**REQUIRED WORK:**
Each entry below should be returned exactly as is, with the pictures removed.

**Extracted records:**

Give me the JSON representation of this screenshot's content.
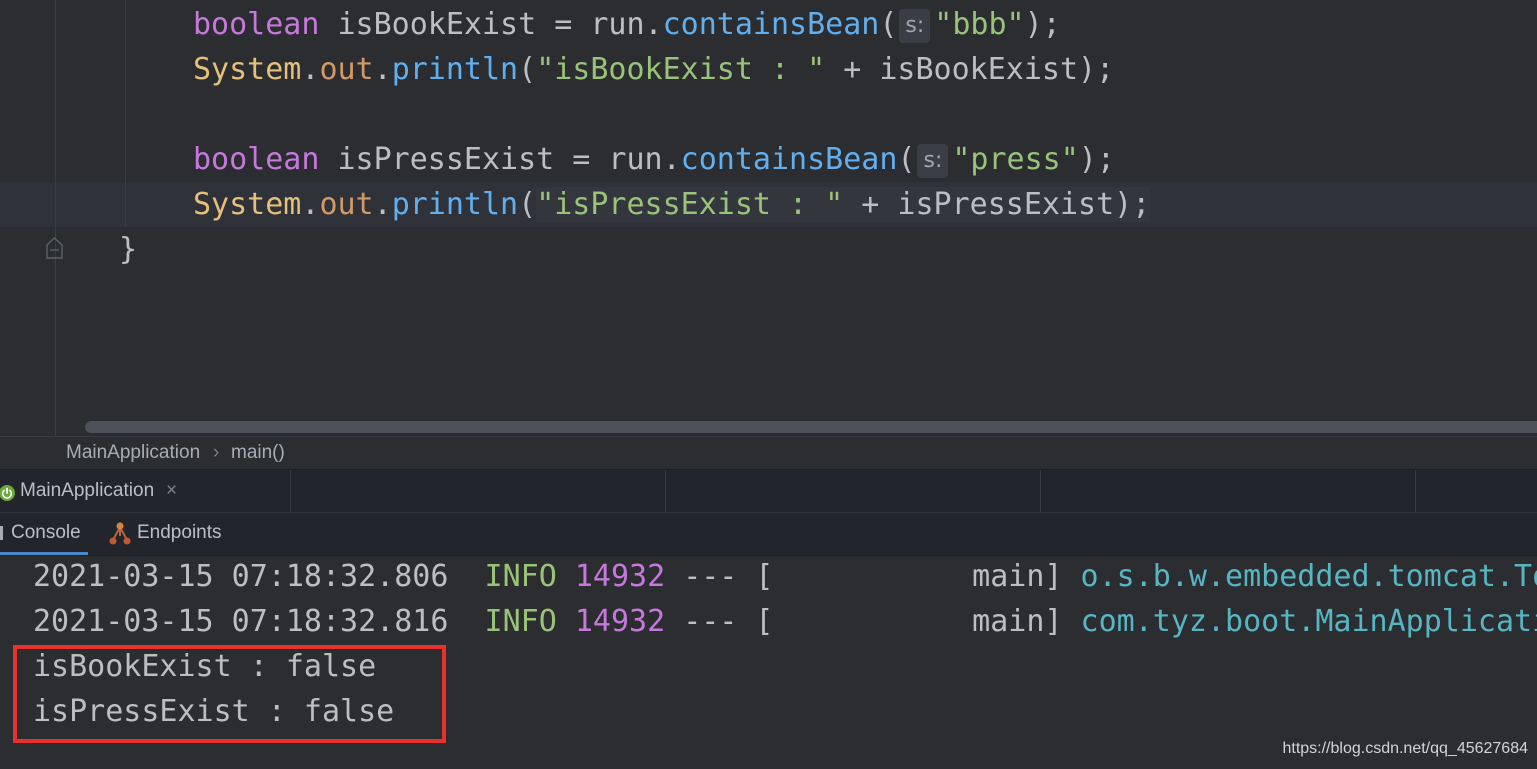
{
  "colors": {
    "editor_background": "#2b2d31",
    "panel_background": "#22252b",
    "default_text": "#bcbec4",
    "keyword": "#c678dd",
    "method_call": "#61afef",
    "string_literal": "#98c379",
    "class_name": "#e5c07b",
    "static_field": "#d19a66",
    "log_level_info": "#98c379",
    "log_pid": "#c678dd",
    "log_logger": "#56b6c2",
    "active_tab_underline": "#4a88c7",
    "highlight_box_border": "#e8302c"
  },
  "editor": {
    "lines": [
      {
        "keyword": "boolean",
        "text": " isBookExist = run.",
        "method": "containsBean",
        "open_paren": "(",
        "param_hint": "s:",
        "string": "\"bbb\"",
        "close": ");"
      },
      {
        "class_name": "System",
        "dot1": ".",
        "field": "out",
        "dot2": ".",
        "method": "println",
        "open_paren": "(",
        "string": "\"isBookExist : \"",
        "rest": " + isBookExist);"
      },
      {
        "keyword": "boolean",
        "text": " isPressExist = run.",
        "method": "containsBean",
        "open_paren": "(",
        "param_hint": "s:",
        "string": "\"press\"",
        "close": ");"
      },
      {
        "class_name": "System",
        "dot1": ".",
        "field": "out",
        "dot2": ".",
        "method": "println",
        "open_paren": "(",
        "string": "\"isPressExist : \"",
        "rest": " + isPressExist);"
      },
      {
        "text": "}"
      }
    ]
  },
  "breadcrumb": {
    "items": [
      "MainApplication",
      "main()"
    ],
    "separator": "›"
  },
  "run_tabs": [
    {
      "label": "MainApplication",
      "close_glyph": "×",
      "icon": "spring-boot-icon"
    }
  ],
  "console_tabs": [
    {
      "label": "Console",
      "icon": "console-icon"
    },
    {
      "label": "Endpoints",
      "icon": "endpoints-icon"
    }
  ],
  "console": {
    "log_lines": [
      {
        "timestamp": "2021-03-15 07:18:32.806",
        "level": "INFO",
        "pid": "14932",
        "thread": "--- [           main]",
        "logger": "o.s.b.w.embedded.tomcat.To"
      },
      {
        "timestamp": "2021-03-15 07:18:32.816",
        "level": "INFO",
        "pid": "14932",
        "thread": "--- [           main]",
        "logger": "com.tyz.boot.MainApplicati"
      }
    ],
    "output_lines": [
      "isBookExist : false",
      "isPressExist : false"
    ]
  },
  "watermark": "https://blog.csdn.net/qq_45627684"
}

**SOLUTION TO THE PROBLEM:**
Give me the JSON representation of this screenshot's content.
{
  "colors": {
    "editor_background": "#2b2d31",
    "panel_background": "#22252b",
    "default_text": "#bcbec4",
    "keyword": "#c678dd",
    "method_call": "#61afef",
    "string_literal": "#98c379",
    "class_name": "#e5c07b",
    "static_field": "#d19a66",
    "log_level_info": "#98c379",
    "log_pid": "#c678dd",
    "log_logger": "#56b6c2",
    "active_tab_underline": "#4a88c7",
    "highlight_box_border": "#e8302c"
  },
  "editor": {
    "lines": [
      {
        "keyword": "boolean",
        "text": " isBookExist = run.",
        "method": "containsBean",
        "open_paren": "(",
        "param_hint": "s:",
        "string": "\"bbb\"",
        "close": ");"
      },
      {
        "class_name": "System",
        "dot1": ".",
        "field": "out",
        "dot2": ".",
        "method": "println",
        "open_paren": "(",
        "string": "\"isBookExist : \"",
        "rest": " + isBookExist);"
      },
      {
        "keyword": "boolean",
        "text": " isPressExist = run.",
        "method": "containsBean",
        "open_paren": "(",
        "param_hint": "s:",
        "string": "\"press\"",
        "close": ");"
      },
      {
        "class_name": "System",
        "dot1": ".",
        "field": "out",
        "dot2": ".",
        "method": "println",
        "open_paren": "(",
        "string": "\"isPressExist : \"",
        "rest": " + isPressExist);"
      },
      {
        "text": "}"
      }
    ]
  },
  "breadcrumb": {
    "items": [
      "MainApplication",
      "main()"
    ],
    "separator": "›"
  },
  "run_tabs": [
    {
      "label": "MainApplication",
      "close_glyph": "×",
      "icon": "spring-boot-icon"
    }
  ],
  "console_tabs": [
    {
      "label": "Console",
      "icon": "console-icon"
    },
    {
      "label": "Endpoints",
      "icon": "endpoints-icon"
    }
  ],
  "console": {
    "log_lines": [
      {
        "timestamp": "2021-03-15 07:18:32.806",
        "level": "INFO",
        "pid": "14932",
        "thread": "--- [           main]",
        "logger": "o.s.b.w.embedded.tomcat.To"
      },
      {
        "timestamp": "2021-03-15 07:18:32.816",
        "level": "INFO",
        "pid": "14932",
        "thread": "--- [           main]",
        "logger": "com.tyz.boot.MainApplicati"
      }
    ],
    "output_lines": [
      "isBookExist : false",
      "isPressExist : false"
    ]
  },
  "watermark": "https://blog.csdn.net/qq_45627684"
}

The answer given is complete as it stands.